Convert the following lines into a numbered list, leaving out any blank lines.

◇ ◇ ◇ ◇ ◇ ◇ ◇

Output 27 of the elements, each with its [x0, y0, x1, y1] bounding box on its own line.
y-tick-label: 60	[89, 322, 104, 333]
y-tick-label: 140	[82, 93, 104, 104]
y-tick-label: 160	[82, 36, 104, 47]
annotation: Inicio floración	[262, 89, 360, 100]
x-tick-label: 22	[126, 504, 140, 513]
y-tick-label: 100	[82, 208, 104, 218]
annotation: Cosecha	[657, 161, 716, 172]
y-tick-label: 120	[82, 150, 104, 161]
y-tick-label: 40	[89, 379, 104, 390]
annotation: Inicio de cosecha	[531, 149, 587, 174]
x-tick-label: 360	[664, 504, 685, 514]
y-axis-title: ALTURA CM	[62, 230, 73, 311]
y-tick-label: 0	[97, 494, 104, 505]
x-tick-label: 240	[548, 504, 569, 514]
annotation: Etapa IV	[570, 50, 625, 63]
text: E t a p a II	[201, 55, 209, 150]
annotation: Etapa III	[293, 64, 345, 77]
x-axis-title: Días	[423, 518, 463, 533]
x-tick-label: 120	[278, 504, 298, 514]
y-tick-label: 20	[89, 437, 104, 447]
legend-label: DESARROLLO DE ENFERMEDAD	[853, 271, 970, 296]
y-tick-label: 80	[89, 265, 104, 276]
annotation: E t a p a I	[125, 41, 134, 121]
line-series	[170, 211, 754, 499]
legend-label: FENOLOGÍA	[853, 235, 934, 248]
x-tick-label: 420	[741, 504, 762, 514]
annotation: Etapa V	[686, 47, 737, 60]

◇ ◇ ◇ ◇ ◇ ◇ ◇

- _Response for this exercise_:
1. Output 27 of the elements, each with its [x0, y0, x1, y1] bounding box on its own line.
2. y-tick-label: 60	[89, 322, 104, 333]
3. y-tick-label: 140	[82, 93, 104, 104]
4. y-tick-label: 160	[82, 36, 104, 47]
5. annotation: Inicio floración	[262, 89, 360, 100]
6. x-tick-label: 22	[126, 504, 140, 513]
7. y-tick-label: 100	[82, 208, 104, 218]
8. annotation: Cosecha	[657, 161, 716, 172]
9. y-tick-label: 120	[82, 150, 104, 161]
10. y-tick-label: 40	[89, 379, 104, 390]
11. annotation: Inicio de cosecha	[531, 149, 587, 174]
12. x-tick-label: 360	[664, 504, 685, 514]
13. y-axis-title: ALTURA CM	[62, 230, 73, 311]
14. y-tick-label: 0	[97, 494, 104, 505]
15. x-tick-label: 240	[548, 504, 569, 514]
16. annotation: Etapa IV	[570, 50, 625, 63]
17. text: E t a p a II	[201, 55, 209, 150]
18. annotation: Etapa III	[293, 64, 345, 77]
19. x-axis-title: Días	[423, 518, 463, 533]
20. x-tick-label: 120	[278, 504, 298, 514]
21. y-tick-label: 20	[89, 437, 104, 447]
22. legend-label: DESARROLLO DE ENFERMEDAD	[853, 271, 970, 296]
23. y-tick-label: 80	[89, 265, 104, 276]
24. annotation: E t a p a I	[125, 41, 134, 121]
25. line-series	[170, 211, 754, 499]
26. legend-label: FENOLOGÍA	[853, 235, 934, 248]
27. x-tick-label: 420	[741, 504, 762, 514]
28. annotation: Etapa V	[686, 47, 737, 60]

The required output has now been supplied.